— BEGIN —

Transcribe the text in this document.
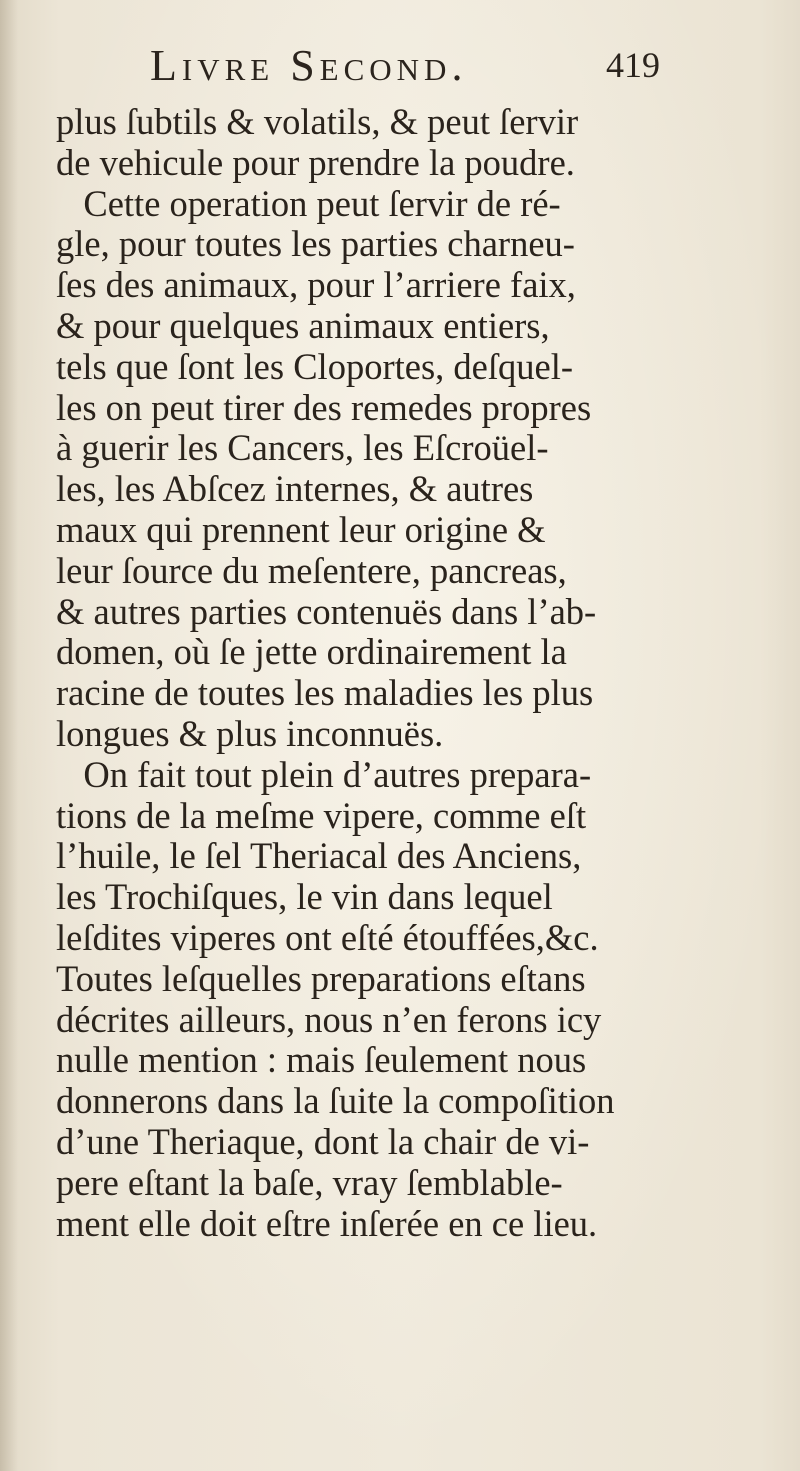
Livre Second.	419
plus ſubtils & volatils, & peut ſervir
de vehicule pour prendre la poudre.
Cette operation peut ſervir de ré-
gle, pour toutes les parties charneu-
ſes des animaux, pour l’arriere faix,
& pour quelques animaux entiers,
tels que ſont les Cloportes, deſquel-
les on peut tirer des remedes propres
à guerir les Cancers, les Eſcroüel-
les, les Abſcez internes, & autres
maux qui prennent leur origine &
leur ſource du meſentere, pancreas,
& autres parties contenuës dans l’ab-
domen, où ſe jette ordinairement la
racine de toutes les maladies les plus
longues & plus inconnuës.
On fait tout plein d’autres prepara-
tions de la meſme vipere, comme eſt
l’huile, le ſel Theriacal des Anciens,
les Trochiſques, le vin dans lequel
leſdites viperes ont eſté étouffées,&c.
Toutes leſquelles preparations eſtans
décrites ailleurs, nous n’en ferons icy
nulle mention : mais ſeulement nous
donnerons dans la ſuite la compoſition
d’une Theriaque, dont la chair de vi-
pere eſtant la baſe, vray ſemblable-
ment elle doit eſtre inſerée en ce lieu.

— END —

Copy every record above exactly, leaving out the pictures.

* _SOLUTION TO THE EXERCISE_
Transcribe the text in this document.
Livre Second.	419
plus ſubtils & volatils, & peut ſervir
de vehicule pour prendre la poudre.
Cette operation peut ſervir de ré-
gle, pour toutes les parties charneu-
ſes des animaux, pour l’arriere faix,
& pour quelques animaux entiers,
tels que ſont les Cloportes, deſquel-
les on peut tirer des remedes propres
à guerir les Cancers, les Eſcroüel-
les, les Abſcez internes, & autres
maux qui prennent leur origine &
leur ſource du meſentere, pancreas,
& autres parties contenuës dans l’ab-
domen, où ſe jette ordinairement la
racine de toutes les maladies les plus
longues & plus inconnuës.
On fait tout plein d’autres prepara-
tions de la meſme vipere, comme eſt
l’huile, le ſel Theriacal des Anciens,
les Trochiſques, le vin dans lequel
leſdites viperes ont eſté étouffées,&c.
Toutes leſquelles preparations eſtans
décrites ailleurs, nous n’en ferons icy
nulle mention : mais ſeulement nous
donnerons dans la ſuite la compoſition
d’une Theriaque, dont la chair de vi-
pere eſtant la baſe, vray ſemblable-
ment elle doit eſtre inſerée en ce lieu.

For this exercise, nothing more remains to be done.